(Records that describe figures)
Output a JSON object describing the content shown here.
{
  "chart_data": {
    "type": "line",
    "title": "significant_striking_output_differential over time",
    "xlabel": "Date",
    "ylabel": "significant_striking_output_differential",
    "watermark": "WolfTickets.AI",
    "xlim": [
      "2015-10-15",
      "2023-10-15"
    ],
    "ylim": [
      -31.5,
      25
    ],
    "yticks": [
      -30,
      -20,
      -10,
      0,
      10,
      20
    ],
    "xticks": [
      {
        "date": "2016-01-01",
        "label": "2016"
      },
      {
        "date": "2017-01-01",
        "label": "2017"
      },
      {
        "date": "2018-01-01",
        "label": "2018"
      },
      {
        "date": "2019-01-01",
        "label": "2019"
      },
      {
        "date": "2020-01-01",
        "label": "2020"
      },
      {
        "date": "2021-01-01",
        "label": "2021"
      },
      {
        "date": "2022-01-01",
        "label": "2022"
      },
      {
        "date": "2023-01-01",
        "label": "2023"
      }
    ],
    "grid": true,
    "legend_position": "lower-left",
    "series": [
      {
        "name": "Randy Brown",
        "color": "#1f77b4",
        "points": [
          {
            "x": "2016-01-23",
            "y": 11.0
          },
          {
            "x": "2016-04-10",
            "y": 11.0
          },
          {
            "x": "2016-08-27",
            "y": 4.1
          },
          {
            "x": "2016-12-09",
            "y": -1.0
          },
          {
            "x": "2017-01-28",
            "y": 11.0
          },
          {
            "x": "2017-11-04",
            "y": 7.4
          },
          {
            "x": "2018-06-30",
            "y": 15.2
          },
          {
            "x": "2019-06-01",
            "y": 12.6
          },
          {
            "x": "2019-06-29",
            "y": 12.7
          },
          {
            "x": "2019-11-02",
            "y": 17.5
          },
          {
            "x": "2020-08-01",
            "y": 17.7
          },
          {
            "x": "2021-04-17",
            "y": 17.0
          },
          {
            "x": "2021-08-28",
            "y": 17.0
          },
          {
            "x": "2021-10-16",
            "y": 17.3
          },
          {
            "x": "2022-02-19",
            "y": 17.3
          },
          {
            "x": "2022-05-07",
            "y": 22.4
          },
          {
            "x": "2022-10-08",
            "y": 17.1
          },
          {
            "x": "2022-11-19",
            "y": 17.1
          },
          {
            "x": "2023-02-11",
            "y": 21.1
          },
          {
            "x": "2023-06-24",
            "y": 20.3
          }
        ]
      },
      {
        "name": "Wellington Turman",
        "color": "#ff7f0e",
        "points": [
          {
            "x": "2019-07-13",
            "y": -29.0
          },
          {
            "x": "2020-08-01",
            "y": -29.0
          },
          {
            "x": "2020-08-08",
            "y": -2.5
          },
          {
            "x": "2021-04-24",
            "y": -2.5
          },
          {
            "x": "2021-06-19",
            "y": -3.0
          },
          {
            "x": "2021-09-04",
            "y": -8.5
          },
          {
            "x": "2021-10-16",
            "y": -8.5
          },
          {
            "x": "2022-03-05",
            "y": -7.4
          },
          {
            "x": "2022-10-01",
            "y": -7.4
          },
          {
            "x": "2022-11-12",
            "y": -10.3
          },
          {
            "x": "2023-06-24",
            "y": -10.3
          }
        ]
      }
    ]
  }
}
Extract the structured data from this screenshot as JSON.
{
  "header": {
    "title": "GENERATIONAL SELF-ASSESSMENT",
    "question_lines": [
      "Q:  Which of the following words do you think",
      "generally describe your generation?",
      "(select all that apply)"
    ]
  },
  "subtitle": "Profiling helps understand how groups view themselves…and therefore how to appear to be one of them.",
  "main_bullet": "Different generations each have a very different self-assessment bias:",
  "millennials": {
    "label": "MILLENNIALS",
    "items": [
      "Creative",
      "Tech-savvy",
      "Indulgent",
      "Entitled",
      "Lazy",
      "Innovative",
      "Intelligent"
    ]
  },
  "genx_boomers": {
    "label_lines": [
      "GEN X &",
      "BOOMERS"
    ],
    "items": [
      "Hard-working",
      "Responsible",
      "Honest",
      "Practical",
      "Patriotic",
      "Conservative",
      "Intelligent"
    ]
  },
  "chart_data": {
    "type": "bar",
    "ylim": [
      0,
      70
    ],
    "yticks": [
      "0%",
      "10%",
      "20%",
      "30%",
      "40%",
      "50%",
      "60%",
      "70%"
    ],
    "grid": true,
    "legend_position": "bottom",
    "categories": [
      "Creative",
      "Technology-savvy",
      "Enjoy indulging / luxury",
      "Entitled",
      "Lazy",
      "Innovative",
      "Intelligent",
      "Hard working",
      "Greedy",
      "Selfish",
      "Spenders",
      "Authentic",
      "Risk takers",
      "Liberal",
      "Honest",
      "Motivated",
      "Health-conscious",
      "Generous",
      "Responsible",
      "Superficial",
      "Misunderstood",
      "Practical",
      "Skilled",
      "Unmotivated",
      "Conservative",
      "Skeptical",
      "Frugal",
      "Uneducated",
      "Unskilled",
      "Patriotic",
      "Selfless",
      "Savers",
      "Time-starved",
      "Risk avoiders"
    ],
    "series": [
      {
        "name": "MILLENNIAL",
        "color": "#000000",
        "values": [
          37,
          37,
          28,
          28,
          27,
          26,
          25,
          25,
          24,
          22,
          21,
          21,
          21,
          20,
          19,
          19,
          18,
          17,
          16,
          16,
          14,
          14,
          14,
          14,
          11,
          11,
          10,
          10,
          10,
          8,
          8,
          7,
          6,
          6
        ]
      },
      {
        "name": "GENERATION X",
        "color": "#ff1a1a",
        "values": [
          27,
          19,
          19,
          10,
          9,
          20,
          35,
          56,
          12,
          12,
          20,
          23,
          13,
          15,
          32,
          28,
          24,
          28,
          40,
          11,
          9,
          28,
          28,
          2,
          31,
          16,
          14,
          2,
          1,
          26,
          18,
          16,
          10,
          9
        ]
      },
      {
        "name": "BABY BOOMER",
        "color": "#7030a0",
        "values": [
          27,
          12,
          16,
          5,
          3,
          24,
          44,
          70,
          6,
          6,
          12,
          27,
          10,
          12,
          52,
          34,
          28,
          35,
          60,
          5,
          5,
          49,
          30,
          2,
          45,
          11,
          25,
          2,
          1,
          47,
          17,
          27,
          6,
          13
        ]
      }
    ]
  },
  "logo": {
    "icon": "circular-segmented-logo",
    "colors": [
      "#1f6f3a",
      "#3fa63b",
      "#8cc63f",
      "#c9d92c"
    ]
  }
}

DO THIS:
Quote all of the entries verbatim.

ANSWER TO THE TASK:
Output a JSON object describing the content shown here.
{
  "chart_data": {
    "type": "line",
    "title": "significant_striking_output_differential over time",
    "xlabel": "Date",
    "ylabel": "significant_striking_output_differential",
    "watermark": "WolfTickets.AI",
    "xlim": [
      "2015-10-15",
      "2023-10-15"
    ],
    "ylim": [
      -31.5,
      25
    ],
    "yticks": [
      -30,
      -20,
      -10,
      0,
      10,
      20
    ],
    "xticks": [
      {
        "date": "2016-01-01",
        "label": "2016"
      },
      {
        "date": "2017-01-01",
        "label": "2017"
      },
      {
        "date": "2018-01-01",
        "label": "2018"
      },
      {
        "date": "2019-01-01",
        "label": "2019"
      },
      {
        "date": "2020-01-01",
        "label": "2020"
      },
      {
        "date": "2021-01-01",
        "label": "2021"
      },
      {
        "date": "2022-01-01",
        "label": "2022"
      },
      {
        "date": "2023-01-01",
        "label": "2023"
      }
    ],
    "grid": true,
    "legend_position": "lower-left",
    "series": [
      {
        "name": "Randy Brown",
        "color": "#1f77b4",
        "points": [
          {
            "x": "2016-01-23",
            "y": 11.0
          },
          {
            "x": "2016-04-10",
            "y": 11.0
          },
          {
            "x": "2016-08-27",
            "y": 4.1
          },
          {
            "x": "2016-12-09",
            "y": -1.0
          },
          {
            "x": "2017-01-28",
            "y": 11.0
          },
          {
            "x": "2017-11-04",
            "y": 7.4
          },
          {
            "x": "2018-06-30",
            "y": 15.2
          },
          {
            "x": "2019-06-01",
            "y": 12.6
          },
          {
            "x": "2019-06-29",
            "y": 12.7
          },
          {
            "x": "2019-11-02",
            "y": 17.5
          },
          {
            "x": "2020-08-01",
            "y": 17.7
          },
          {
            "x": "2021-04-17",
            "y": 17.0
          },
          {
            "x": "2021-08-28",
            "y": 17.0
          },
          {
            "x": "2021-10-16",
            "y": 17.3
          },
          {
            "x": "2022-02-19",
            "y": 17.3
          },
          {
            "x": "2022-05-07",
            "y": 22.4
          },
          {
            "x": "2022-10-08",
            "y": 17.1
          },
          {
            "x": "2022-11-19",
            "y": 17.1
          },
          {
            "x": "2023-02-11",
            "y": 21.1
          },
          {
            "x": "2023-06-24",
            "y": 20.3
          }
        ]
      },
      {
        "name": "Wellington Turman",
        "color": "#ff7f0e",
        "points": [
          {
            "x": "2019-07-13",
            "y": -29.0
          },
          {
            "x": "2020-08-01",
            "y": -29.0
          },
          {
            "x": "2020-08-08",
            "y": -2.5
          },
          {
            "x": "2021-04-24",
            "y": -2.5
          },
          {
            "x": "2021-06-19",
            "y": -3.0
          },
          {
            "x": "2021-09-04",
            "y": -8.5
          },
          {
            "x": "2021-10-16",
            "y": -8.5
          },
          {
            "x": "2022-03-05",
            "y": -7.4
          },
          {
            "x": "2022-10-01",
            "y": -7.4
          },
          {
            "x": "2022-11-12",
            "y": -10.3
          },
          {
            "x": "2023-06-24",
            "y": -10.3
          }
        ]
      }
    ]
  }
}
Extract the structured data from this screenshot as JSON.
{
  "header": {
    "title": "GENERATIONAL SELF-ASSESSMENT",
    "question_lines": [
      "Q:  Which of the following words do you think",
      "generally describe your generation?",
      "(select all that apply)"
    ]
  },
  "subtitle": "Profiling helps understand how groups view themselves…and therefore how to appear to be one of them.",
  "main_bullet": "Different generations each have a very different self-assessment bias:",
  "millennials": {
    "label": "MILLENNIALS",
    "items": [
      "Creative",
      "Tech-savvy",
      "Indulgent",
      "Entitled",
      "Lazy",
      "Innovative",
      "Intelligent"
    ]
  },
  "genx_boomers": {
    "label_lines": [
      "GEN X &",
      "BOOMERS"
    ],
    "items": [
      "Hard-working",
      "Responsible",
      "Honest",
      "Practical",
      "Patriotic",
      "Conservative",
      "Intelligent"
    ]
  },
  "chart_data": {
    "type": "bar",
    "ylim": [
      0,
      70
    ],
    "yticks": [
      "0%",
      "10%",
      "20%",
      "30%",
      "40%",
      "50%",
      "60%",
      "70%"
    ],
    "grid": true,
    "legend_position": "bottom",
    "categories": [
      "Creative",
      "Technology-savvy",
      "Enjoy indulging / luxury",
      "Entitled",
      "Lazy",
      "Innovative",
      "Intelligent",
      "Hard working",
      "Greedy",
      "Selfish",
      "Spenders",
      "Authentic",
      "Risk takers",
      "Liberal",
      "Honest",
      "Motivated",
      "Health-conscious",
      "Generous",
      "Responsible",
      "Superficial",
      "Misunderstood",
      "Practical",
      "Skilled",
      "Unmotivated",
      "Conservative",
      "Skeptical",
      "Frugal",
      "Uneducated",
      "Unskilled",
      "Patriotic",
      "Selfless",
      "Savers",
      "Time-starved",
      "Risk avoiders"
    ],
    "series": [
      {
        "name": "MILLENNIAL",
        "color": "#000000",
        "values": [
          37,
          37,
          28,
          28,
          27,
          26,
          25,
          25,
          24,
          22,
          21,
          21,
          21,
          20,
          19,
          19,
          18,
          17,
          16,
          16,
          14,
          14,
          14,
          14,
          11,
          11,
          10,
          10,
          10,
          8,
          8,
          7,
          6,
          6
        ]
      },
      {
        "name": "GENERATION X",
        "color": "#ff1a1a",
        "values": [
          27,
          19,
          19,
          10,
          9,
          20,
          35,
          56,
          12,
          12,
          20,
          23,
          13,
          15,
          32,
          28,
          24,
          28,
          40,
          11,
          9,
          28,
          28,
          2,
          31,
          16,
          14,
          2,
          1,
          26,
          18,
          16,
          10,
          9
        ]
      },
      {
        "name": "BABY BOOMER",
        "color": "#7030a0",
        "values": [
          27,
          12,
          16,
          5,
          3,
          24,
          44,
          70,
          6,
          6,
          12,
          27,
          10,
          12,
          52,
          34,
          28,
          35,
          60,
          5,
          5,
          49,
          30,
          2,
          45,
          11,
          25,
          2,
          1,
          47,
          17,
          27,
          6,
          13
        ]
      }
    ]
  },
  "logo": {
    "icon": "circular-segmented-logo",
    "colors": [
      "#1f6f3a",
      "#3fa63b",
      "#8cc63f",
      "#c9d92c"
    ]
  }
}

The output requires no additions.